• Written problem:
Print the whole listing exactly.
════════
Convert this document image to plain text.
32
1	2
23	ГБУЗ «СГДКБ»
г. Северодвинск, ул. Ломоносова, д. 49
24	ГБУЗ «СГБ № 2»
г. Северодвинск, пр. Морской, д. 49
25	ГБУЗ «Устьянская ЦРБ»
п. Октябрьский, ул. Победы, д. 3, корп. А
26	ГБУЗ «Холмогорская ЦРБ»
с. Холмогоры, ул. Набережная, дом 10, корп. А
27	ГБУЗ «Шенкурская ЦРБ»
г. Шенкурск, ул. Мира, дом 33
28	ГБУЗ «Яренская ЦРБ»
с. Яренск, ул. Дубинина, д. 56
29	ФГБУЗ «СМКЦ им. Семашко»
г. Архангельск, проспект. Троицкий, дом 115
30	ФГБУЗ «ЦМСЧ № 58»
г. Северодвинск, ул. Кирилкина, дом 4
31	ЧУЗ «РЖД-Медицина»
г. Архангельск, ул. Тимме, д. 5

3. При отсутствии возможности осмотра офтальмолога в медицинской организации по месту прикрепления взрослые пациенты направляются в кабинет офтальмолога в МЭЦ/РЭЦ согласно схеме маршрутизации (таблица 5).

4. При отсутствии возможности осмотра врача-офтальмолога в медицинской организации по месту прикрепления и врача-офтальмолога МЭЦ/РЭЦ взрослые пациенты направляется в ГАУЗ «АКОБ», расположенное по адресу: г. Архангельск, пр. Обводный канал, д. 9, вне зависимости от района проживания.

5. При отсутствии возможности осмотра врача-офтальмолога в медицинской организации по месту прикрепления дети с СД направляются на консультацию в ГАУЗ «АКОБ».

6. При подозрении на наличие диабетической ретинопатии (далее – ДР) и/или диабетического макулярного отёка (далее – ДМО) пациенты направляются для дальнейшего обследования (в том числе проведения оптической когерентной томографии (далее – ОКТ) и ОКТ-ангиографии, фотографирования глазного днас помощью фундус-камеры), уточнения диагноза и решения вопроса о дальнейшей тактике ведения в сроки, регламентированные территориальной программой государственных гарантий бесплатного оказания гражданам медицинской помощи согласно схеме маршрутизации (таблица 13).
════════
• The result:
Convert this document image to plain text.
32
1	2
23	ГБУЗ «СГДКБ»
г. Северодвинск, ул. Ломоносова, д. 49
24	ГБУЗ «СГБ № 2»
г. Северодвинск, пр. Морской, д. 49
25	ГБУЗ «Устьянская ЦРБ»
п. Октябрьский, ул. Победы, д. 3, корп. А
26	ГБУЗ «Холмогорская ЦРБ»
с. Холмогоры, ул. Набережная, дом 10, корп. А
27	ГБУЗ «Шенкурская ЦРБ»
г. Шенкурск, ул. Мира, дом 33
28	ГБУЗ «Яренская ЦРБ»
с. Яренск, ул. Дубинина, д. 56
29	ФГБУЗ «СМКЦ им. Семашко»
г. Архангельск, проспект. Троицкий, дом 115
30	ФГБУЗ «ЦМСЧ № 58»
г. Северодвинск, ул. Кирилкина, дом 4
31	ЧУЗ «РЖД-Медицина»
г. Архангельск, ул. Тимме, д. 5

3. При отсутствии возможности осмотра офтальмолога в медицинской организации по месту прикрепления взрослые пациенты направляются в кабинет офтальмолога в МЭЦ/РЭЦ согласно схеме маршрутизации (таблица 5).

4. При отсутствии возможности осмотра врача-офтальмолога в медицинской организации по месту прикрепления и врача-офтальмолога МЭЦ/РЭЦ взрослые пациенты направляется в ГАУЗ «АКОБ», расположенное по адресу: г. Архангельск, пр. Обводный канал, д. 9, вне зависимости от района проживания.

5. При отсутствии возможности осмотра врача-офтальмолога в медицинской организации по месту прикрепления дети с СД направляются на консультацию в ГАУЗ «АКОБ».

6. При подозрении на наличие диабетической ретинопатии (далее – ДР) и/или диабетического макулярного отёка (далее – ДМО) пациенты направляются для дальнейшего обследования (в том числе проведения оптической когерентной томографии (далее – ОКТ) и ОКТ-ангиографии, фотографирования глазного днас помощью фундус-камеры), уточнения диагноза и решения вопроса о дальнейшей тактике ведения в сроки, регламентированные территориальной программой государственных гарантий бесплатного оказания гражданам медицинской помощи согласно схеме маршрутизации (таблица 13).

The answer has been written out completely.